TASK DESCRIPTION: Look for the string "JSON" and copy every line that has it.

* BEGIN RECORDS FOR THE TASK *

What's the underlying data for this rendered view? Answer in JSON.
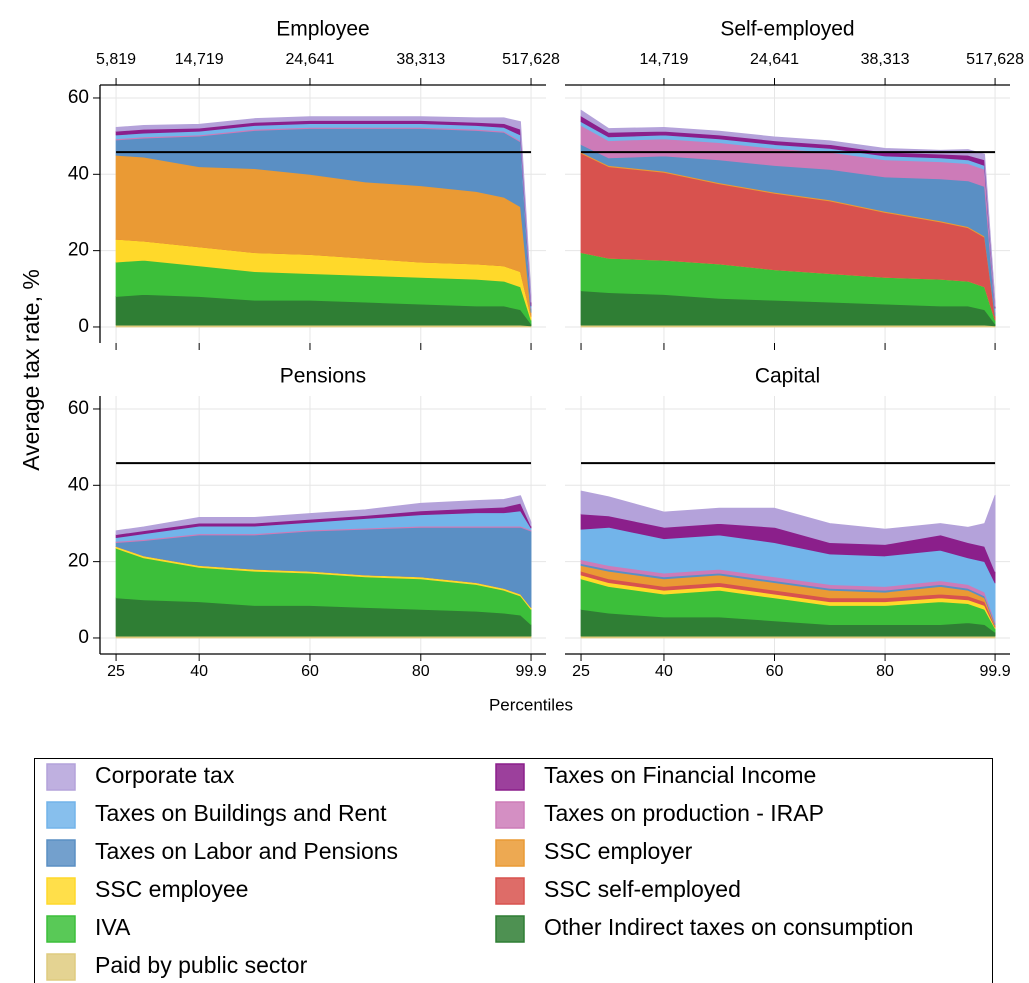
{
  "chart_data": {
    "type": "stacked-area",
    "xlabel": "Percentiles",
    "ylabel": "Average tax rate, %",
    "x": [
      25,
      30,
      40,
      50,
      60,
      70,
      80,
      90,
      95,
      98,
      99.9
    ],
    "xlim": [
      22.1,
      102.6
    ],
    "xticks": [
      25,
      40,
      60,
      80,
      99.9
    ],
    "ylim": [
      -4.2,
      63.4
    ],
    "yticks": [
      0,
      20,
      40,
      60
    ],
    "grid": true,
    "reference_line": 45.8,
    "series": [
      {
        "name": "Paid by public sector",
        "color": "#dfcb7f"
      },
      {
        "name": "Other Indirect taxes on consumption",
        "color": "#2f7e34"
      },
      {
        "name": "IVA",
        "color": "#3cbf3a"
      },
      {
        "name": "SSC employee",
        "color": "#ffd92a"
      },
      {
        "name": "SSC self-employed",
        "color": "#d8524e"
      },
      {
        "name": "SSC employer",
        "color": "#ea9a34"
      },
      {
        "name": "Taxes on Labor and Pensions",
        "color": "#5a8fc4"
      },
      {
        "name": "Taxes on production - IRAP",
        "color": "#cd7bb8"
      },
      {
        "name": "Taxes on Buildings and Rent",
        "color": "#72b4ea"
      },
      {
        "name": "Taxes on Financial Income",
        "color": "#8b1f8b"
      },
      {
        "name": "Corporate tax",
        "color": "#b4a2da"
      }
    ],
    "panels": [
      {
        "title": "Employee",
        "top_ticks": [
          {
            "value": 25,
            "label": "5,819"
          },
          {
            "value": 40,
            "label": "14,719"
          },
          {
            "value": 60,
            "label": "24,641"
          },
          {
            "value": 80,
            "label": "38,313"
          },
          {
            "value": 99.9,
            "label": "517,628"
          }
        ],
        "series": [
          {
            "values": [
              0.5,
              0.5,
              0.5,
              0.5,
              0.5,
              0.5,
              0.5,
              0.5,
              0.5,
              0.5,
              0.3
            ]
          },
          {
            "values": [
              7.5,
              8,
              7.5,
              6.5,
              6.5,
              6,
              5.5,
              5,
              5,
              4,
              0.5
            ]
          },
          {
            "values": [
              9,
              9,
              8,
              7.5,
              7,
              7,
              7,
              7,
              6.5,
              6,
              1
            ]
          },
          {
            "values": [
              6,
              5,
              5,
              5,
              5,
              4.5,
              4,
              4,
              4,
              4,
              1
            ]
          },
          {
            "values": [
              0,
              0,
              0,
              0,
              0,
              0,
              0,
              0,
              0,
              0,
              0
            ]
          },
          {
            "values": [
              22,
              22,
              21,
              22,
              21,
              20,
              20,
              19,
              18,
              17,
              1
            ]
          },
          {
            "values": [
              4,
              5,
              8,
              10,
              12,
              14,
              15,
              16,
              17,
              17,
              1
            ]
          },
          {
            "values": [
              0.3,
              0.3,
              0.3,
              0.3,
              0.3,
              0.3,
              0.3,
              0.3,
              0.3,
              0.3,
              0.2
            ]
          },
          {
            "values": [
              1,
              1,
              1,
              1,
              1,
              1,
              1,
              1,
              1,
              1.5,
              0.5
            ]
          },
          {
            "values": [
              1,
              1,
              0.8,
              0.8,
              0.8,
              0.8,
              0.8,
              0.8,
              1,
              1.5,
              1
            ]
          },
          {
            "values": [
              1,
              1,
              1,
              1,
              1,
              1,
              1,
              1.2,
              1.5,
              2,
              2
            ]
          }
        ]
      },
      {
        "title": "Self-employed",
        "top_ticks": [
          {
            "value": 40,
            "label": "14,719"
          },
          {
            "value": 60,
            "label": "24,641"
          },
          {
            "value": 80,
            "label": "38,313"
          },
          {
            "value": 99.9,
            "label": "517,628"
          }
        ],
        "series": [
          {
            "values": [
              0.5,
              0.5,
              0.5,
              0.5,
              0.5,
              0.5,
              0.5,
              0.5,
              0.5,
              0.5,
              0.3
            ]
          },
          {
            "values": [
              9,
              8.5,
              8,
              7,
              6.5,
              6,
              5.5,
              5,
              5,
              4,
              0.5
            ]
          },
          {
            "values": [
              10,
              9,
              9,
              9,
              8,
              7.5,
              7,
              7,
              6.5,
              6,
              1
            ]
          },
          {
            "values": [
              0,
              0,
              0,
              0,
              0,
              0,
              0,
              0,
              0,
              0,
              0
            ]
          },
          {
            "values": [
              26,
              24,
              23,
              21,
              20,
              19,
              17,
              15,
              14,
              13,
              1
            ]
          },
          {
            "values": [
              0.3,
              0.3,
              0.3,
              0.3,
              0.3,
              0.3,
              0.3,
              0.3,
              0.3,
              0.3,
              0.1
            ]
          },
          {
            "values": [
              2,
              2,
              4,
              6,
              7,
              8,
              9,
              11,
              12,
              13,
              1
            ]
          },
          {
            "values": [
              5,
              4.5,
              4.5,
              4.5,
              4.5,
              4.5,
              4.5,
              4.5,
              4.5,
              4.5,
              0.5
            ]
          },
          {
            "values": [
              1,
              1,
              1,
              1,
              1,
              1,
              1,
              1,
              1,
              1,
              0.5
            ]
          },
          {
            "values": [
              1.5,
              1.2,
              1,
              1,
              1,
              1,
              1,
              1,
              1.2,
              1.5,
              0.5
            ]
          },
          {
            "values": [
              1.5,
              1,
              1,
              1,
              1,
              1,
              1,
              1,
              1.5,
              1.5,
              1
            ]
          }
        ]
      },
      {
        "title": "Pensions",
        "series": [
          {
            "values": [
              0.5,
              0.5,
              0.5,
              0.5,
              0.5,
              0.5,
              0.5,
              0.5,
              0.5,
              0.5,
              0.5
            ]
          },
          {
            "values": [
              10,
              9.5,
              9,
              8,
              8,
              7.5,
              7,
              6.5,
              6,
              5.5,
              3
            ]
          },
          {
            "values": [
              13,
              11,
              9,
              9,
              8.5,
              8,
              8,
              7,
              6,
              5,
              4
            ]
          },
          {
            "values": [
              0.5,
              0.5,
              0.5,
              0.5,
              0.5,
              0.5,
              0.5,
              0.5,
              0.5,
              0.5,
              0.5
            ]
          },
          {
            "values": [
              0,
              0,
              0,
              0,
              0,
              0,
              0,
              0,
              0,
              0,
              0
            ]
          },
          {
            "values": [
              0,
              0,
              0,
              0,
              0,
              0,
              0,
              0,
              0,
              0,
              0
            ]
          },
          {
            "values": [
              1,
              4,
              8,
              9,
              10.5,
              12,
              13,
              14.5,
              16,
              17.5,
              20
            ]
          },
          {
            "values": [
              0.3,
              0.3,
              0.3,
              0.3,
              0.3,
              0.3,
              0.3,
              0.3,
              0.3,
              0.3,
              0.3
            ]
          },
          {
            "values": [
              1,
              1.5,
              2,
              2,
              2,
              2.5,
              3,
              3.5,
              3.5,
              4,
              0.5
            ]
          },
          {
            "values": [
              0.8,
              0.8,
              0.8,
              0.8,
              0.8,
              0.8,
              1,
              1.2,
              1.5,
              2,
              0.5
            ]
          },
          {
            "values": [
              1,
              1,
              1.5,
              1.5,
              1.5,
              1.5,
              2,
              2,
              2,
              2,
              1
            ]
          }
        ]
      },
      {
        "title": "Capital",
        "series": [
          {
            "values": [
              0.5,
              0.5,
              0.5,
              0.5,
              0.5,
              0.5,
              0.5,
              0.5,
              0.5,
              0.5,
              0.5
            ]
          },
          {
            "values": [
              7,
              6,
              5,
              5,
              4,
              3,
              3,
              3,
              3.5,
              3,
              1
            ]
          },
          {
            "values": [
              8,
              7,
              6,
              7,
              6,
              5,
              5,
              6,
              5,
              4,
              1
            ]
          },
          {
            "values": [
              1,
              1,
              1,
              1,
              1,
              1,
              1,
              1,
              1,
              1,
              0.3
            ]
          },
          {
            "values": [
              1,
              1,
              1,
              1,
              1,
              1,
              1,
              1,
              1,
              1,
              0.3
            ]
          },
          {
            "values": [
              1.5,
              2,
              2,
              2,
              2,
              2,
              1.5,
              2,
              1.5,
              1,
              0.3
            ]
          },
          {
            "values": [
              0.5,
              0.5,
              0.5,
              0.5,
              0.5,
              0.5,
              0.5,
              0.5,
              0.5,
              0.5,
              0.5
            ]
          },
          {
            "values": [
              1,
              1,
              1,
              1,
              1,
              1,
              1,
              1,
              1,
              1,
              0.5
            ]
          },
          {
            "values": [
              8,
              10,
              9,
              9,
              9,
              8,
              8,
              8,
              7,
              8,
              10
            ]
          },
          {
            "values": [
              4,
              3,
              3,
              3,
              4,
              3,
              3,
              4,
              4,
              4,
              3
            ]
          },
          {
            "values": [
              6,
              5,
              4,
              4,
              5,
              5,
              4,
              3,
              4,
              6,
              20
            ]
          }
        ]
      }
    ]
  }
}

* END RECORDS FOR THE TASK *
* BEGIN RECORDS FOR THE TASK *

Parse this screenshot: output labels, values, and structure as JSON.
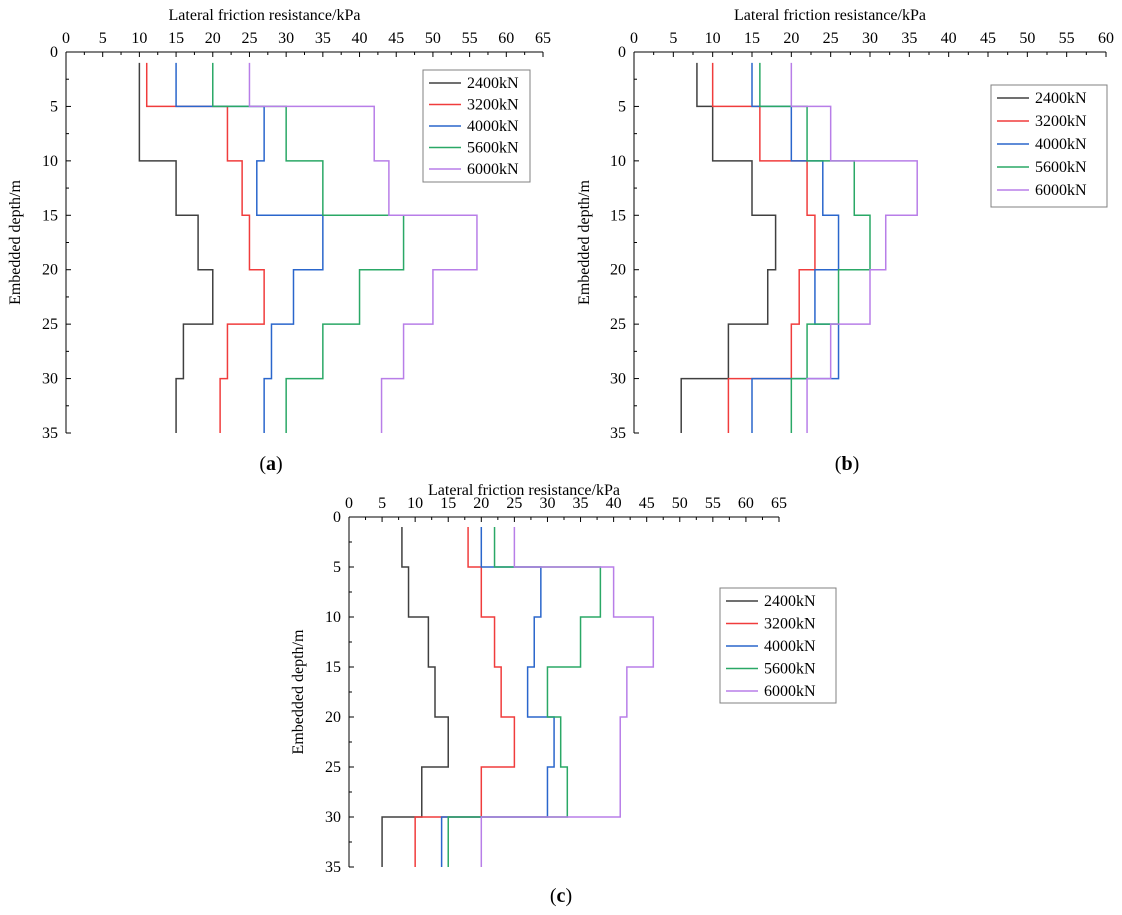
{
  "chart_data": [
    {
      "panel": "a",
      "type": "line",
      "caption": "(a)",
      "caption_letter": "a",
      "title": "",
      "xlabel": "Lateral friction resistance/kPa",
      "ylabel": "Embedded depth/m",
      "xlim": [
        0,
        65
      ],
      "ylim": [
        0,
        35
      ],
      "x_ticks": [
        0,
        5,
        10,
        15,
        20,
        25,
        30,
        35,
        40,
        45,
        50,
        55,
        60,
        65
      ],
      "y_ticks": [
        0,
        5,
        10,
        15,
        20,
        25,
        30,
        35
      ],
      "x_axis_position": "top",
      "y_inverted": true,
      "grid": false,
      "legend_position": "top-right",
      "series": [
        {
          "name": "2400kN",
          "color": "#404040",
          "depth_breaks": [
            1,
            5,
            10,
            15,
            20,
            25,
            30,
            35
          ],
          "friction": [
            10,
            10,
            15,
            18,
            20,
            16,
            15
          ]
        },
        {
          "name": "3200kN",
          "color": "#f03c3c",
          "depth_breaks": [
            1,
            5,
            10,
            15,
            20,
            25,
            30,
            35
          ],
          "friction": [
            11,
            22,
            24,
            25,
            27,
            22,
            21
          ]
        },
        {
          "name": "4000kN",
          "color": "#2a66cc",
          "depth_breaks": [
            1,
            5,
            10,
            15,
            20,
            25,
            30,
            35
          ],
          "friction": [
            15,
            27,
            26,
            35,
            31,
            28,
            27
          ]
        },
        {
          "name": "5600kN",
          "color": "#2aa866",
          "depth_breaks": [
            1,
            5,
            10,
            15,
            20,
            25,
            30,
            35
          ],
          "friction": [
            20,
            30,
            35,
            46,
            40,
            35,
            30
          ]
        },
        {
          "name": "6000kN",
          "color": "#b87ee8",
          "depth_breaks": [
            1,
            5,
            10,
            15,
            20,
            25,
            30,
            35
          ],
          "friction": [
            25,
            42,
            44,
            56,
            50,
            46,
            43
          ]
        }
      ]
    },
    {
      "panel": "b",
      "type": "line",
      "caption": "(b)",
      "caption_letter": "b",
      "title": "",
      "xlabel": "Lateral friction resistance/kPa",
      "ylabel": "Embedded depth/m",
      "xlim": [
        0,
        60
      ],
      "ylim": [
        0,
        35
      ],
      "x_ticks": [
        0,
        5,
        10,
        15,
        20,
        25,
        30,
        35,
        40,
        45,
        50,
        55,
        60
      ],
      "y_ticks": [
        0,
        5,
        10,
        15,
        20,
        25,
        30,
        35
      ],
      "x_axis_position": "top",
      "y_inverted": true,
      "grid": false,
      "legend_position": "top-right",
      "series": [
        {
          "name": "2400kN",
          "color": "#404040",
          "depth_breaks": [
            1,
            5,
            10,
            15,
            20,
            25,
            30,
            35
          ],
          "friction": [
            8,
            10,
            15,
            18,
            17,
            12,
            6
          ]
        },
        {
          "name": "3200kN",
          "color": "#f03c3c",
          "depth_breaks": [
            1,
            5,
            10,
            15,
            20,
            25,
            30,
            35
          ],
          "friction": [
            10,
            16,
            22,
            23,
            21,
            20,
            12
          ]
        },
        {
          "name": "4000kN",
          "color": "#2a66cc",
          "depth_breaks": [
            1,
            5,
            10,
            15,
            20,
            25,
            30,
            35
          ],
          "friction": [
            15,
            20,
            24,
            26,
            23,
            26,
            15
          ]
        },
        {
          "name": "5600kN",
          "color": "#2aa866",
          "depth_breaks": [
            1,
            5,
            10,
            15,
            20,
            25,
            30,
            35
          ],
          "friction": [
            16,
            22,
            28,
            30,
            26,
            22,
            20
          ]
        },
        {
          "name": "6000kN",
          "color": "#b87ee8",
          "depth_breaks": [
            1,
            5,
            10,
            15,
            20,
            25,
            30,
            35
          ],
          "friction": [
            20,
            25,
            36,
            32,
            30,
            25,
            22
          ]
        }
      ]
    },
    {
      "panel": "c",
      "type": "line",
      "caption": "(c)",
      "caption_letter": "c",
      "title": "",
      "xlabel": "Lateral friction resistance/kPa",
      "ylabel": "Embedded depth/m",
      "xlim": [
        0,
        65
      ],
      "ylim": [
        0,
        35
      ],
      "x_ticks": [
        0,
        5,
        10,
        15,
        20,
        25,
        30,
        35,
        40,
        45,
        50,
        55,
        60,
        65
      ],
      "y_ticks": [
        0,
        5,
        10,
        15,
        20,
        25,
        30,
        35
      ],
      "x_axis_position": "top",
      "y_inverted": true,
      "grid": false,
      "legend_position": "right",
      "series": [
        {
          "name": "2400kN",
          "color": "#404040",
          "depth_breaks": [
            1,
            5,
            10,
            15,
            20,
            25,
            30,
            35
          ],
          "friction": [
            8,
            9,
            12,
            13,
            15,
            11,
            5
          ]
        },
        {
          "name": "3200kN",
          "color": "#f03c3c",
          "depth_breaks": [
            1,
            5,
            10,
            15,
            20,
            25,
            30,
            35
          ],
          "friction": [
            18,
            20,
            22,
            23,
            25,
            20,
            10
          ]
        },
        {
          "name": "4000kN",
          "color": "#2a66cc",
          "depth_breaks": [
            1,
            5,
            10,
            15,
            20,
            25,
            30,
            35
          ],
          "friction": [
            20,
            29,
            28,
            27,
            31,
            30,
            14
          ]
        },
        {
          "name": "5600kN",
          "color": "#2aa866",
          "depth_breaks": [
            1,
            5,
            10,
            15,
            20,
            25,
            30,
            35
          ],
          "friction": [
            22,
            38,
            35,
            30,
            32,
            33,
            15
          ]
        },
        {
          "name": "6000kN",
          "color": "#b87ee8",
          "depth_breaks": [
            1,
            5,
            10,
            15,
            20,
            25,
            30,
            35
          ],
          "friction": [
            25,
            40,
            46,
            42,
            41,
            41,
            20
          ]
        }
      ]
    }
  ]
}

* END RECORDS FOR THE TASK *

THE ANSWER:
What's the underlying data for this rendered view? Answer in JSON.
Parse this screenshot: output labels, values, and structure as JSON.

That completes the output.